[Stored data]
..............................
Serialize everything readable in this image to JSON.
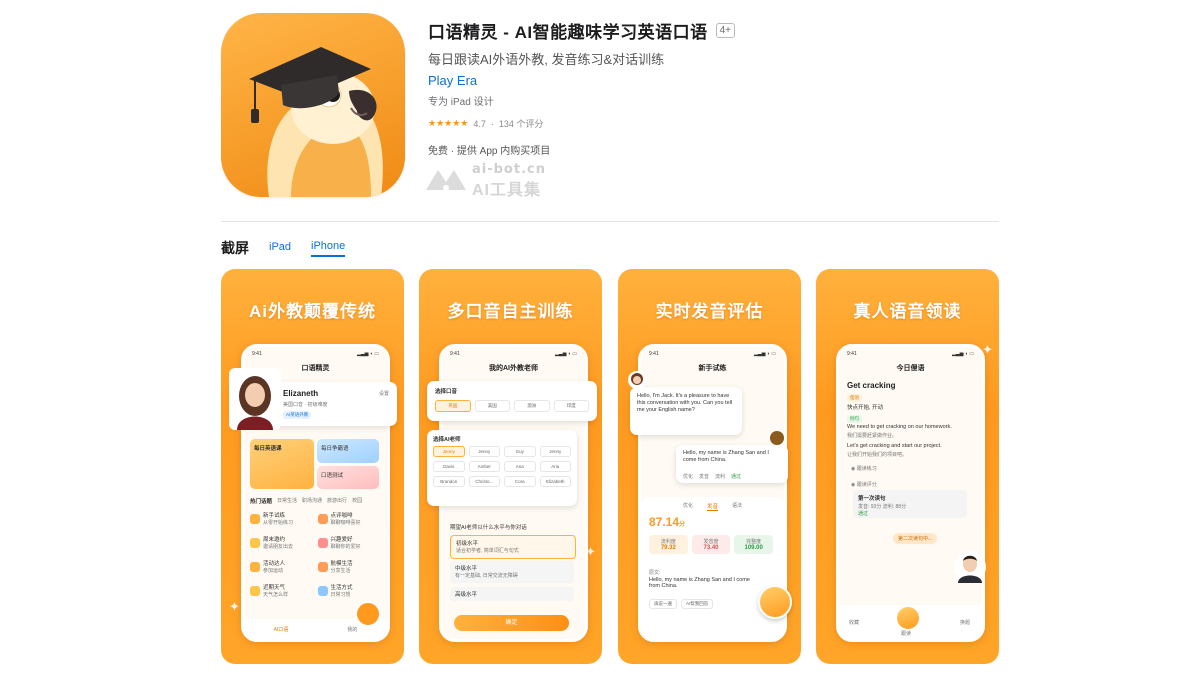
{
  "app": {
    "title": "口语精灵 - AI智能趣味学习英语口语",
    "age_rating": "4+",
    "subtitle": "每日跟读AI外语外教, 发音练习&对话训练",
    "developer": "Play Era",
    "designed_for": "专为 iPad 设计",
    "stars": "★★★★★",
    "rating": "4.7",
    "rating_count": "134 个评分",
    "price": "免费 · 提供 App 内购买项目"
  },
  "watermark": {
    "domain": "ai-bot.cn",
    "name": "AI工具集"
  },
  "screenshots": {
    "title": "截屏",
    "tabs": [
      {
        "label": "iPad",
        "active": false
      },
      {
        "label": "iPhone",
        "active": true
      }
    ]
  },
  "cards": [
    {
      "headline": "Ai外教颠覆传统",
      "phone_title": "口语精灵",
      "teacher_name": "Elizaneth",
      "teacher_meta1": "美国口音",
      "teacher_meta2": "初级难度",
      "teacher_tag": "AI英语外教",
      "settings": "设置",
      "tile1": "每日英语课",
      "tile2": "每日争霸语",
      "tile3": "口语测试",
      "tabs": [
        "热门话题",
        "日常生活",
        "职场沟通",
        "旅游出行",
        "校园"
      ],
      "items": [
        {
          "title": "新手试练",
          "desc": "从零开始练习"
        },
        {
          "title": "点评咖啡",
          "desc": "聊聊咖啡喜好"
        },
        {
          "title": "周末邀约",
          "desc": "邀请朋友出去"
        },
        {
          "title": "兴趣爱好",
          "desc": "聊聊你的爱好"
        },
        {
          "title": "活动达人",
          "desc": "参加运动"
        },
        {
          "title": "航模生活",
          "desc": "分享生活"
        },
        {
          "title": "近期天气",
          "desc": "天气怎么样"
        },
        {
          "title": "生活方式",
          "desc": "日常习惯"
        }
      ],
      "nav": [
        "AI口语",
        "我的"
      ]
    },
    {
      "headline": "多口音自主训练",
      "phone_title": "我的AI外教老师",
      "accent_label": "选择口音",
      "accents": [
        "英国",
        "美国",
        "澳洲",
        "印度"
      ],
      "teacher_label": "选择AI老师",
      "teachers": [
        "Jenny",
        "Jenny",
        "Guy",
        "Jenny",
        "Davis",
        "Amber",
        "Ana",
        "Aria",
        "Brandon",
        "Christo...",
        "Cora",
        "Elizabeth"
      ],
      "level_label": "期望AI老师以什么水平与你对话",
      "levels": [
        {
          "name": "初级水平",
          "desc": "适合初学者, 简单词汇与句式"
        },
        {
          "name": "中级水平",
          "desc": "有一定基础, 日常交流无障碍"
        },
        {
          "name": "高级水平",
          "desc": "流利表达"
        }
      ],
      "confirm": "确定"
    },
    {
      "headline": "实时发音评估",
      "phone_title": "新手试练",
      "ai_msg": "Hello, I'm Jack. It's a pleasure to have this conversation with you. Can you tell me your English name?",
      "user_msg": "Hello, my name is Zhang San and I come from China.",
      "optimize": "优化",
      "pronounce": "发音",
      "fluency": "流利",
      "pass": "通过",
      "tabs": [
        "优化",
        "发音",
        "语法"
      ],
      "score": "87.14",
      "score_unit": "分",
      "metrics": [
        {
          "label": "流利度",
          "value": "79.32"
        },
        {
          "label": "发音度",
          "value": "73.40"
        },
        {
          "label": "完整度",
          "value": "109.00"
        }
      ],
      "bottom_label": "原文:",
      "bottom_text": "Hello, my name is Zhang San and I come from China.",
      "pills": [
        "再说一遍",
        "AI帮我回答"
      ]
    },
    {
      "headline": "真人语音领读",
      "phone_title": "今日俚语",
      "word": "Get cracking",
      "badge": "俚语",
      "meaning": "快点开始, 开动",
      "example_tag": "例句",
      "ex1_en": "We need to get cracking on our homework.",
      "ex1_cn": "我们需要赶紧做作业。",
      "ex2_en": "Let's get cracking and start our project.",
      "ex2_cn": "让我们开始我们的项目吧。",
      "practice1": "跟读练习",
      "practice2": "跟读评分",
      "attempt_title": "第一次读句",
      "attempt_detail": "发音: 93分  流利: 88分",
      "attempt_status": "通过",
      "second": "第二次读句中...",
      "nav": [
        "收藏",
        "跟读",
        "换题"
      ]
    }
  ],
  "colors": {
    "accent_blue": "#0a6fd6",
    "orange": "#ff9a1f",
    "star": "#f09a1a"
  }
}
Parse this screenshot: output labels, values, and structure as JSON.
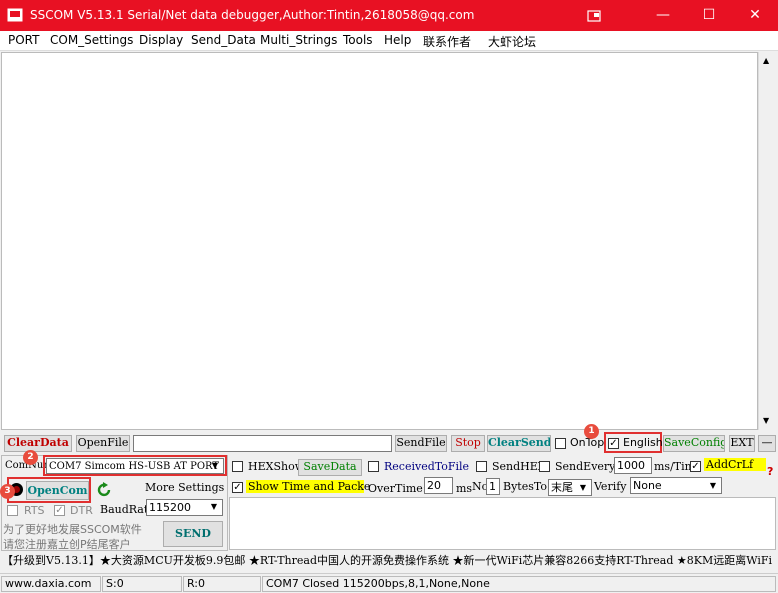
{
  "window": {
    "title": "SSCOM V5.13.1 Serial/Net data debugger,Author:Tintin,2618058@qq.com"
  },
  "menu": [
    "PORT",
    "COM_Settings",
    "Display",
    "Send_Data",
    "Multi_Strings",
    "Tools",
    "Help",
    "联系作者",
    "大虾论坛"
  ],
  "row1": {
    "clear_data": "ClearData",
    "open_file": "OpenFile",
    "file_path": "",
    "send_file": "SendFile",
    "stop": "Stop",
    "clear_send": "ClearSend",
    "on_top": "OnTop",
    "english": "English",
    "save_config": "SaveConfig",
    "ext": "EXT",
    "minus": "—"
  },
  "port": {
    "label": "ComNum",
    "value": "COM7 Simcom HS-USB AT PORT",
    "open_com": "OpenCom",
    "more_settings": "More Settings",
    "rts": "RTS",
    "dtr": "DTR",
    "baud_label": "BaudRat",
    "baud_value": "115200",
    "promo_line1": "为了更好地发展SSCOM软件",
    "promo_line2": "请您注册嘉立创P结尾客户"
  },
  "options": {
    "hex_show": "HEXShow",
    "save_data": "SaveData",
    "received_to_file": "ReceivedToFile",
    "send_hex": "SendHEX",
    "send_every": "SendEvery:",
    "send_every_value": "1000",
    "ms_tim": "ms/Tim",
    "add_crlf": "AddCrLf",
    "show_time": "Show Time and Packe",
    "overtime": "OverTime:",
    "overtime_value": "20",
    "ms": "ms",
    "no": "No",
    "no_value": "1",
    "bytes_to": "BytesTo",
    "bytes_to_value": "末尾",
    "verify": "Verify",
    "verify_value": "None",
    "question": "?"
  },
  "send_button": "SEND",
  "badges": [
    "1",
    "2",
    "3"
  ],
  "ticker": "【升级到V5.13.1】★大资源MCU开发板9.9包邮 ★RT-Thread中国人的开源免费操作系统 ★新一代WiFi芯片兼容8266支持RT-Thread ★8KM远距离WiFi",
  "status": {
    "url": "www.daxia.com",
    "s": "S:0",
    "r": "R:0",
    "info": "COM7 Closed  115200bps,8,1,None,None"
  },
  "colors": {
    "titlebar": "#e81123",
    "highlight": "#ffff00",
    "annotation": "#e03030"
  }
}
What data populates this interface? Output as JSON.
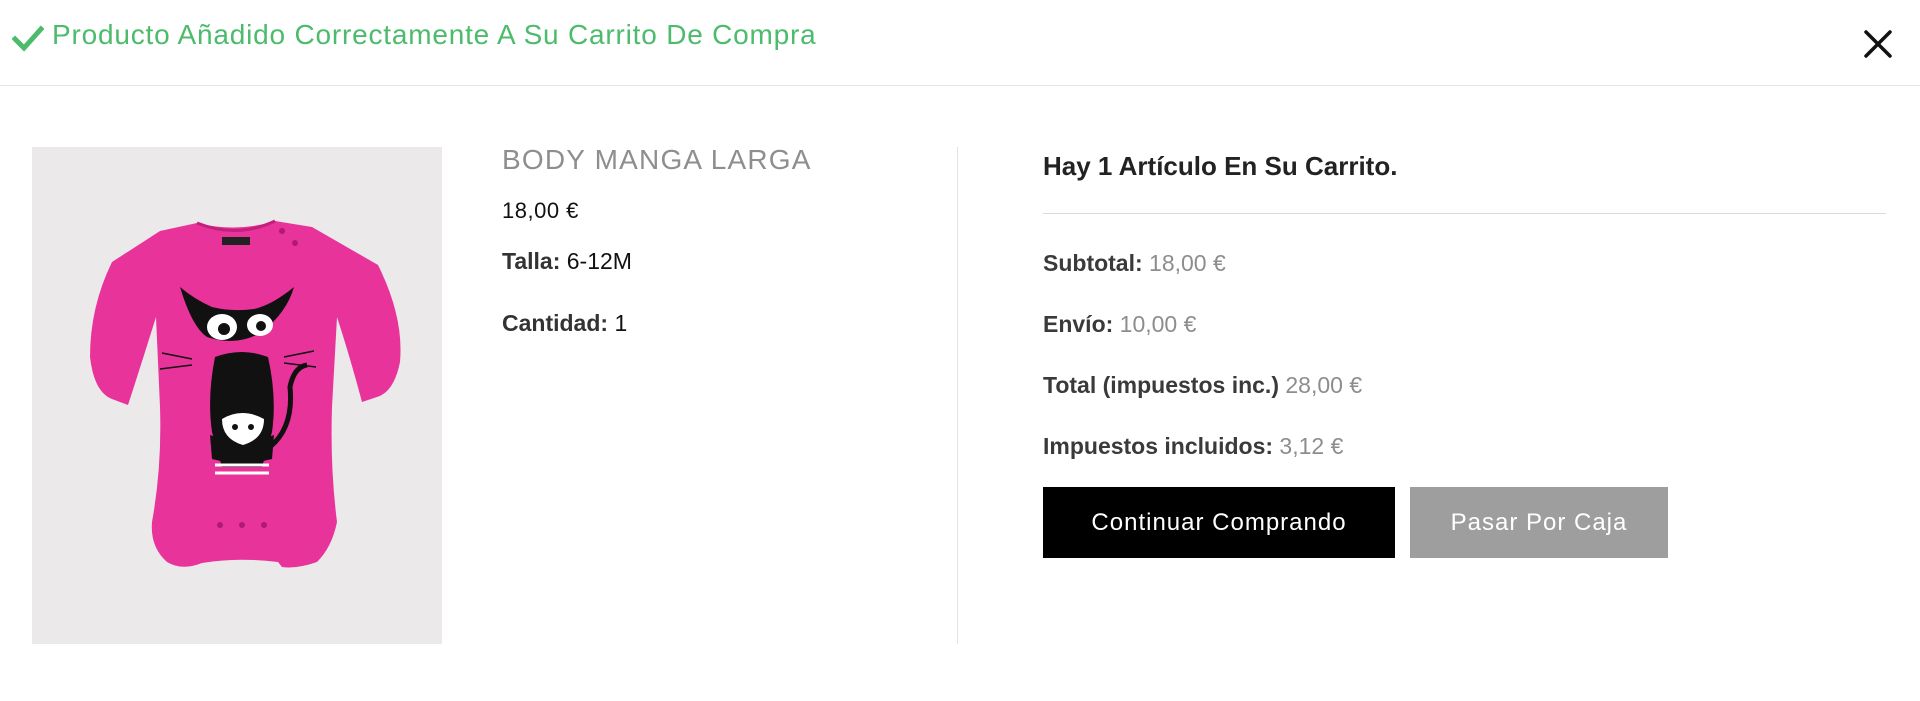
..............................
Short problem:
Repeat the listing in full and exactly. Leave any pictures out.

Task solution:
Serialize everything readable in this image to JSON.
{
  "app": {
    "title": "口语精灵 - AI智能趣味学习英语口语",
    "age_rating": "4+",
    "subtitle": "每日跟读AI外语外教, 发音练习&对话训练",
    "developer": "Play Era",
    "designed_for": "专为 iPad 设计",
    "stars": "★★★★★",
    "rating": "4.7",
    "rating_count": "134 个评分",
    "price": "免费 · 提供 App 内购买项目"
  },
  "watermark": {
    "domain": "ai-bot.cn",
    "name": "AI工具集"
  },
  "screenshots": {
    "title": "截屏",
    "tabs": [
      {
        "label": "iPad",
        "active": false
      },
      {
        "label": "iPhone",
        "active": true
      }
    ]
  },
  "cards": [
    {
      "headline": "Ai外教颠覆传统",
      "phone_title": "口语精灵",
      "teacher_name": "Elizaneth",
      "teacher_meta1": "美国口音",
      "teacher_meta2": "初级难度",
      "teacher_tag": "AI英语外教",
      "settings": "设置",
      "tile1": "每日英语课",
      "tile2": "每日争霸语",
      "tile3": "口语测试",
      "tabs": [
        "热门话题",
        "日常生活",
        "职场沟通",
        "旅游出行",
        "校园"
      ],
      "items": [
        {
          "title": "新手试练",
          "desc": "从零开始练习"
        },
        {
          "title": "点评咖啡",
          "desc": "聊聊咖啡喜好"
        },
        {
          "title": "周末邀约",
          "desc": "邀请朋友出去"
        },
        {
          "title": "兴趣爱好",
          "desc": "聊聊你的爱好"
        },
        {
          "title": "活动达人",
          "desc": "参加运动"
        },
        {
          "title": "航模生活",
          "desc": "分享生活"
        },
        {
          "title": "近期天气",
          "desc": "天气怎么样"
        },
        {
          "title": "生活方式",
          "desc": "日常习惯"
        }
      ],
      "nav": [
        "AI口语",
        "我的"
      ]
    },
    {
      "headline": "多口音自主训练",
      "phone_title": "我的AI外教老师",
      "accent_label": "选择口音",
      "accents": [
        "英国",
        "美国",
        "澳洲",
        "印度"
      ],
      "teacher_label": "选择AI老师",
      "teachers": [
        "Jenny",
        "Jenny",
        "Guy",
        "Jenny",
        "Davis",
        "Amber",
        "Ana",
        "Aria",
        "Brandon",
        "Christo...",
        "Cora",
        "Elizabeth"
      ],
      "level_label": "期望AI老师以什么水平与你对话",
      "levels": [
        {
          "name": "初级水平",
          "desc": "适合初学者, 简单词汇与句式"
        },
        {
          "name": "中级水平",
          "desc": "有一定基础, 日常交流无障碍"
        },
        {
          "name": "高级水平",
          "desc": "流利表达"
        }
      ],
      "confirm": "确定"
    },
    {
      "headline": "实时发音评估",
      "phone_title": "新手试练",
      "ai_msg": "Hello, I'm Jack. It's a pleasure to have this conversation with you. Can you tell me your English name?",
      "user_msg": "Hello, my name is Zhang San and I come from China.",
      "optimize": "优化",
      "pronounce": "发音",
      "fluency": "流利",
      "pass": "通过",
      "tabs": [
        "优化",
        "发音",
        "语法"
      ],
      "score": "87.14",
      "score_unit": "分",
      "metrics": [
        {
          "label": "流利度",
          "value": "79.32"
        },
        {
          "label": "发音度",
          "value": "73.40"
        },
        {
          "label": "完整度",
          "value": "109.00"
        }
      ],
      "bottom_label": "原文:",
      "bottom_text": "Hello, my name is Zhang San and I come from China.",
      "pills": [
        "再说一遍",
        "AI帮我回答"
      ]
    },
    {
      "headline": "真人语音领读",
      "phone_title": "今日俚语",
      "word": "Get cracking",
      "badge": "俚语",
      "meaning": "快点开始, 开动",
      "example_tag": "例句",
      "ex1_en": "We need to get cracking on our homework.",
      "ex1_cn": "我们需要赶紧做作业。",
      "ex2_en": "Let's get cracking and start our project.",
      "ex2_cn": "让我们开始我们的项目吧。",
      "practice1": "跟读练习",
      "practice2": "跟读评分",
      "attempt_title": "第一次读句",
      "attempt_detail": "发音: 93分  流利: 88分",
      "attempt_status": "通过",
      "second": "第二次读句中...",
      "nav": [
        "收藏",
        "跟读",
        "换题"
      ]
    }
  ],
  "colors": {
    "accent_blue": "#0a6fd6",
    "orange": "#ff9a1f",
    "star": "#f09a1a"
  }
}
Parse this screenshot: output labels, values, and structure as JSON.
{
  "window": {
    "title": "SSCOM V5.13.1 Serial/Net data debugger,Author:Tintin,2618058@qq.com"
  },
  "menu": [
    "PORT",
    "COM_Settings",
    "Display",
    "Send_Data",
    "Multi_Strings",
    "Tools",
    "Help",
    "联系作者",
    "大虾论坛"
  ],
  "row1": {
    "clear_data": "ClearData",
    "open_file": "OpenFile",
    "file_path": "",
    "send_file": "SendFile",
    "stop": "Stop",
    "clear_send": "ClearSend",
    "on_top": "OnTop",
    "english": "English",
    "save_config": "SaveConfig",
    "ext": "EXT",
    "minus": "—"
  },
  "port": {
    "label": "ComNum",
    "value": "COM7 Simcom HS-USB AT PORT",
    "open_com": "OpenCom",
    "more_settings": "More Settings",
    "rts": "RTS",
    "dtr": "DTR",
    "baud_label": "BaudRat",
    "baud_value": "115200",
    "promo_line1": "为了更好地发展SSCOM软件",
    "promo_line2": "请您注册嘉立创P结尾客户"
  },
  "options": {
    "hex_show": "HEXShow",
    "save_data": "SaveData",
    "received_to_file": "ReceivedToFile",
    "send_hex": "SendHEX",
    "send_every": "SendEvery:",
    "send_every_value": "1000",
    "ms_tim": "ms/Tim",
    "add_crlf": "AddCrLf",
    "show_time": "Show Time and Packe",
    "overtime": "OverTime:",
    "overtime_value": "20",
    "ms": "ms",
    "no": "No",
    "no_value": "1",
    "bytes_to": "BytesTo",
    "bytes_to_value": "末尾",
    "verify": "Verify",
    "verify_value": "None",
    "question": "?"
  },
  "send_button": "SEND",
  "badges": [
    "1",
    "2",
    "3"
  ],
  "ticker": "【升级到V5.13.1】★大资源MCU开发板9.9包邮 ★RT-Thread中国人的开源免费操作系统 ★新一代WiFi芯片兼容8266支持RT-Thread ★8KM远距离WiFi",
  "status": {
    "url": "www.daxia.com",
    "s": "S:0",
    "r": "R:0",
    "info": "COM7 Closed  115200bps,8,1,None,None"
  },
  "colors": {
    "titlebar": "#e81123",
    "highlight": "#ffff00",
    "annotation": "#e03030"
  }
}
What data populates this interface? Output as JSON.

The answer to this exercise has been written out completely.